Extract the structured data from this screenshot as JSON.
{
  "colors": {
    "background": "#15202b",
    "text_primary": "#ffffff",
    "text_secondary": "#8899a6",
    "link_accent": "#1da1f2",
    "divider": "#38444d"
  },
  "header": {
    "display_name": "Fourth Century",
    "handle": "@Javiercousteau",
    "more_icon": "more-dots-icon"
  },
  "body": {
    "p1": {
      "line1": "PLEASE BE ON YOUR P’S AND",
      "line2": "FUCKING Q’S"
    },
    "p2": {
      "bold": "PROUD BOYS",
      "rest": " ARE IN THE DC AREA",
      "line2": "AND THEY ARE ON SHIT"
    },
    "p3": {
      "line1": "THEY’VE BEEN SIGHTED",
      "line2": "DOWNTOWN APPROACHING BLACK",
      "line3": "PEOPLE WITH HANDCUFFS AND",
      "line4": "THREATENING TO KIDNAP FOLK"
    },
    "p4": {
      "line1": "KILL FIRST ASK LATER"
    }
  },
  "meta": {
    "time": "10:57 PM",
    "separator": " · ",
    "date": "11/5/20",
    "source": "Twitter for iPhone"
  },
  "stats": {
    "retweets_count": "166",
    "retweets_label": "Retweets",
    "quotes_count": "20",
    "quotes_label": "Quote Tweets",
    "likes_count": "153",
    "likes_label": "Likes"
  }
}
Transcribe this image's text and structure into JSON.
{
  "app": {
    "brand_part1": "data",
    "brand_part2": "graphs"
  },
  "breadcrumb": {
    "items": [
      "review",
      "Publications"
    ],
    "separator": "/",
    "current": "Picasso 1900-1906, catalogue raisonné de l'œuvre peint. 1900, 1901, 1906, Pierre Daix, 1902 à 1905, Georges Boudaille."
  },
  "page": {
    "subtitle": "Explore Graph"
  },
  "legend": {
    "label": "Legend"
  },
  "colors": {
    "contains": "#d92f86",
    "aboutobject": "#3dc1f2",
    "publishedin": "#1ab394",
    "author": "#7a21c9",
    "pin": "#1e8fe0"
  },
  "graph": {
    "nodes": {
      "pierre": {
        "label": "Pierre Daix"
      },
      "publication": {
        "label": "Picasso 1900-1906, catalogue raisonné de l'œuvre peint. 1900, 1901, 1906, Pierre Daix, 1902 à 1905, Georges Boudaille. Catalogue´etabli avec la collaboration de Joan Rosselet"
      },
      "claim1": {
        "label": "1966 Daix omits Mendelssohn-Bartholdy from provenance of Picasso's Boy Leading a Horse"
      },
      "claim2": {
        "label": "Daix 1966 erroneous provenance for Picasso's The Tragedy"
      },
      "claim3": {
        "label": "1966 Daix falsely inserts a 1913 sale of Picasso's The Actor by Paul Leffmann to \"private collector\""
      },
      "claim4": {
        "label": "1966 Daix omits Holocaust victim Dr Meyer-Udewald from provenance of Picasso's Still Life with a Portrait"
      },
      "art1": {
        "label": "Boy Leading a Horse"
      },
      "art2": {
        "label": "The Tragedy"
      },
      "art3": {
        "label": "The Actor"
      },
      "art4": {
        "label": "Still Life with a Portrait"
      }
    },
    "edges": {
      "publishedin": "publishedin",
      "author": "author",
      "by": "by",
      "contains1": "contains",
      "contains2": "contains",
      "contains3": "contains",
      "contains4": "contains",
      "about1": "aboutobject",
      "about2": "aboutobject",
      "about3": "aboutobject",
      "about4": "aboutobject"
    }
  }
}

——

◆ AIM OF THE EXERCISE ◆
Whenever "omits" turns up in a line, pick that line out.

◆ WRITTEN ANSWER ◆
        "label": "1966 Daix omits Mendelssohn-Bartholdy from provenance of Picasso's Boy Leading a Horse"
        "label": "1966 Daix omits Holocaust victim Dr Meyer-Udewald from provenance of Picasso's Still Life with a Portrait"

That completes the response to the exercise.